Recorded data
[start]

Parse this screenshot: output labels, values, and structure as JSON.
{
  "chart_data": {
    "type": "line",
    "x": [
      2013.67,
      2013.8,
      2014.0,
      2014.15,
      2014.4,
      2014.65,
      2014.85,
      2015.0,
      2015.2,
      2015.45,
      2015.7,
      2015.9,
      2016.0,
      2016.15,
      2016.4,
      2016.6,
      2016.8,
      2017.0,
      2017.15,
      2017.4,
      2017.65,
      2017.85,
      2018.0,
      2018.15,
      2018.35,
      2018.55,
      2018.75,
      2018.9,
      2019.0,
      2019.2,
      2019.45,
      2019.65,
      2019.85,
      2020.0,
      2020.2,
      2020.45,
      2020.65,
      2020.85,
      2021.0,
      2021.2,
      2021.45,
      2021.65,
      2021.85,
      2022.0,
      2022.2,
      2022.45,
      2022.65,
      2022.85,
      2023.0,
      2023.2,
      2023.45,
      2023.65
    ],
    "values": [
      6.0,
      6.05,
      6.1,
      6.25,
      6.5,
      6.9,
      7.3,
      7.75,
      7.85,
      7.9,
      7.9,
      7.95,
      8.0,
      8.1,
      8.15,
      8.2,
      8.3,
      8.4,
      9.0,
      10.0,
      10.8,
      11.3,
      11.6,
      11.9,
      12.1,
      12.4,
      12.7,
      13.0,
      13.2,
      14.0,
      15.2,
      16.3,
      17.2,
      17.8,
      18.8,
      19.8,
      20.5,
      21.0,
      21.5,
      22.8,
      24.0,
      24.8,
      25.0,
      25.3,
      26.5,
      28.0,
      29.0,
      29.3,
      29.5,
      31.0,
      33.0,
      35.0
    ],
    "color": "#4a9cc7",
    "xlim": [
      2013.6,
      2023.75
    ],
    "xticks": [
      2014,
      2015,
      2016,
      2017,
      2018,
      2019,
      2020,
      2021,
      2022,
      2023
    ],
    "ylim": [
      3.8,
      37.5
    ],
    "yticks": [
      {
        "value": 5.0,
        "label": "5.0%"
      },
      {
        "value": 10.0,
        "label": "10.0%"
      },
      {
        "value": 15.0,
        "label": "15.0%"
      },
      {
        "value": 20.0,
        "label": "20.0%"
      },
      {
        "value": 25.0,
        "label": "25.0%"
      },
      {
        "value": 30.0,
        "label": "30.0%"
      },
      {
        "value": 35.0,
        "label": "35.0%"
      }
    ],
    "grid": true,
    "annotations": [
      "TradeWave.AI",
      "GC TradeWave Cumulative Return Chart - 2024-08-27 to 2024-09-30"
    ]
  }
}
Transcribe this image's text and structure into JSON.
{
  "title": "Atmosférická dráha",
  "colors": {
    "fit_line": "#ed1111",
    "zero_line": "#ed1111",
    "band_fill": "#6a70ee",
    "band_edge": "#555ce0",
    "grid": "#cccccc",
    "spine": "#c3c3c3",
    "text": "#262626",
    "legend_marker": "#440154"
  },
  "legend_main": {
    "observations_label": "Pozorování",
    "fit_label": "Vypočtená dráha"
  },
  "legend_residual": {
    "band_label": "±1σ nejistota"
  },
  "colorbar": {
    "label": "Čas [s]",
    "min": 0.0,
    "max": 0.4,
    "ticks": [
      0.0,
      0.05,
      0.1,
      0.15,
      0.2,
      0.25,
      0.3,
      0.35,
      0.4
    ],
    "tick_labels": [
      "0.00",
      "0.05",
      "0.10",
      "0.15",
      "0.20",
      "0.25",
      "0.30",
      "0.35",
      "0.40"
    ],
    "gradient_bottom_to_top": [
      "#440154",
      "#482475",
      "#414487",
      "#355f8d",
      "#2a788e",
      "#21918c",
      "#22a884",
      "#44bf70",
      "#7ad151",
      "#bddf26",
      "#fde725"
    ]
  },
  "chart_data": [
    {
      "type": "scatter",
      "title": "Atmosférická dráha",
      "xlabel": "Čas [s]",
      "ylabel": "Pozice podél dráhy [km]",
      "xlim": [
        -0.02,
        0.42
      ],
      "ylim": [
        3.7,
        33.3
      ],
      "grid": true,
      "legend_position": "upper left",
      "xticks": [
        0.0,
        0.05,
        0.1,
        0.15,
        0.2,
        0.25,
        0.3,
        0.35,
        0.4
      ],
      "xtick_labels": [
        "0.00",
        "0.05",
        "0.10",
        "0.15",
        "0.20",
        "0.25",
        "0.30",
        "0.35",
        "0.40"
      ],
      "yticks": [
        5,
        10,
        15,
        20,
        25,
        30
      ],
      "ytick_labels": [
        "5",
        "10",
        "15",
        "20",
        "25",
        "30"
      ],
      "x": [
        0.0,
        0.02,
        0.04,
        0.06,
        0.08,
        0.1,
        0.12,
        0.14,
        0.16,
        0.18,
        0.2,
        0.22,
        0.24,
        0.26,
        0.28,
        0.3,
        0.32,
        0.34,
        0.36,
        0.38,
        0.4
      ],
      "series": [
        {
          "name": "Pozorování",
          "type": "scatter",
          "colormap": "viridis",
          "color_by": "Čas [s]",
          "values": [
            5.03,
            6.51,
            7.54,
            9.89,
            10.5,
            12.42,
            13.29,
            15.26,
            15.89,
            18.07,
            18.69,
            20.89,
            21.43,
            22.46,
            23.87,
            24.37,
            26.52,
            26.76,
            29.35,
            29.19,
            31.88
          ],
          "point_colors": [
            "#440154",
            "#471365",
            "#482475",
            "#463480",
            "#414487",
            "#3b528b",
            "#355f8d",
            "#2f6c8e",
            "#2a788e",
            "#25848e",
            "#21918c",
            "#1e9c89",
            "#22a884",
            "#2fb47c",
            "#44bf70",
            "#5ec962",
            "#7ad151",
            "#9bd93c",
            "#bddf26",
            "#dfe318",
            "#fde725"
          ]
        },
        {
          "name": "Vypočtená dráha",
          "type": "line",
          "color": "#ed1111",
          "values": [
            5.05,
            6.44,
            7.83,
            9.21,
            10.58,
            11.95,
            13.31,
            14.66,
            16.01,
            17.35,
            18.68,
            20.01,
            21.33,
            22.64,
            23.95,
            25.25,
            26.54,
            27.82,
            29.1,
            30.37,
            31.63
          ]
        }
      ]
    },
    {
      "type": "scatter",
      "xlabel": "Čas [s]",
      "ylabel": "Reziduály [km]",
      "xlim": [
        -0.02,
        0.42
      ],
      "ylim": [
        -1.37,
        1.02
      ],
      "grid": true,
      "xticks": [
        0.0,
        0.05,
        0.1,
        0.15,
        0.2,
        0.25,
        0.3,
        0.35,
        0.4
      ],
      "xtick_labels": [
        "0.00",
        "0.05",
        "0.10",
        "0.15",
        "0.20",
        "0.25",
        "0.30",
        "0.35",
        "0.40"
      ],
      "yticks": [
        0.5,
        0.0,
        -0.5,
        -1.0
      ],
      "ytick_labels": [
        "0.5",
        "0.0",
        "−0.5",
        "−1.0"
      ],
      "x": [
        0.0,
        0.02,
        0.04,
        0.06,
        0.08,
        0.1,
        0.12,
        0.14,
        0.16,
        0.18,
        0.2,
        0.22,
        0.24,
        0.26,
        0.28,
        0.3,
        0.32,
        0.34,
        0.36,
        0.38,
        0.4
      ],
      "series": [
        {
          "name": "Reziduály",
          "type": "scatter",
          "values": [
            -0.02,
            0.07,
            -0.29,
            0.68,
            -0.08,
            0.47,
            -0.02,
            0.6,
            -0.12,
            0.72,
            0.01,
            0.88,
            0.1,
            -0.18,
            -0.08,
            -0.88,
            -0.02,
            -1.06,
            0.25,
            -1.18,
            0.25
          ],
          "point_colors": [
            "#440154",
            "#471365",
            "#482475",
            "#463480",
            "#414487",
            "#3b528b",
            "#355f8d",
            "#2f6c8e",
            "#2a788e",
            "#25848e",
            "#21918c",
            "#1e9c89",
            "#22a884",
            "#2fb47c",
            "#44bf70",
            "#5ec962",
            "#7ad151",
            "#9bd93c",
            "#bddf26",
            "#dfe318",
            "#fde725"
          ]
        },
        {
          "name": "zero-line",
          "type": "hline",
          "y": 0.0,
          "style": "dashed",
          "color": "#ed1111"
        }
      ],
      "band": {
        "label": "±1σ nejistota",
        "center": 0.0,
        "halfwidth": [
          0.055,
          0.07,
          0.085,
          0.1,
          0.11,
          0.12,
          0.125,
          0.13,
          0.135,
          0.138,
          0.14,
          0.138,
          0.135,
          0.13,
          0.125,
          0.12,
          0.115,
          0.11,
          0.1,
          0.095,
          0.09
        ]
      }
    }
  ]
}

[end]

Pick out the lines that have the word "JSON". Copy them all.

Parse this screenshot: output labels, values, and structure as JSON.
Transcribe this image's text and structure into JSON.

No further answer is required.